WHAT THE TASK REQUIRES
Copy every line that holds "info".

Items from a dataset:

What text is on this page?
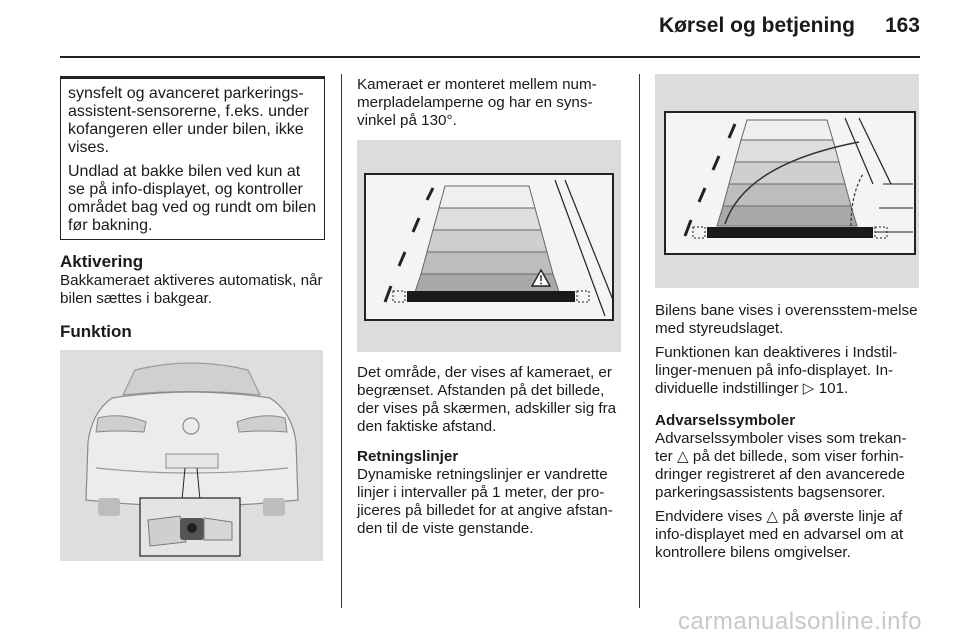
Kørsel og betjening 163

synsfelt og avanceret parkerings-assistent-sensorerne, f.eks. under kofangeren eller under bilen, ikke vises.

Undlad at bakke bilen ved kun at se på info-displayet, og kontroller området bag ved og rundt om bilen før bakning.

Aktivering

Bakkameraet aktiveres automatisk, når bilen sættes i bakgear.

Funktion

Kameraet er monteret mellem num-merpladelamperne og har en syns-vinkel på 130°.

Det område, der vises af kameraet, er begrænset. Afstanden på det billede, der vises på skærmen, adskiller sig fra den faktiske afstand.

Retningslinjer

Dynamiske retningslinjer er vandrette linjer i intervaller på 1 meter, der pro-jiceres på billedet for at angive afstan-den til de viste genstande.

Bilens bane vises i overensstem-melse med styreudslaget.

Funktionen kan deaktiveres i Indstil-linger-menuen på info-displayet. In-dividuelle indstillinger ▷ 101.

Advarselssymboler

Advarselssymboler vises som trekan-ter △ på det billede, som viser forhin-dringer registreret af den avancerede parkeringsassistents bagsensorer.

Endvidere vises △ på øverste linje af info-displayet med en advarsel om at kontrollere bilens omgivelser.

carmanualsonline.info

TASK RESPONSE
Undlad at bakke bilen ved kun at se på info-displayet, og kontroller området bag ved og rundt om bilen før bakning.
Funktionen kan deaktiveres i Indstil-linger-menuen på info-displayet. In-dividuelle indstillinger ▷ 101.
Endvidere vises △ på øverste linje af info-displayet med en advarsel om at kontrollere bilens omgivelser.
carmanualsonline.info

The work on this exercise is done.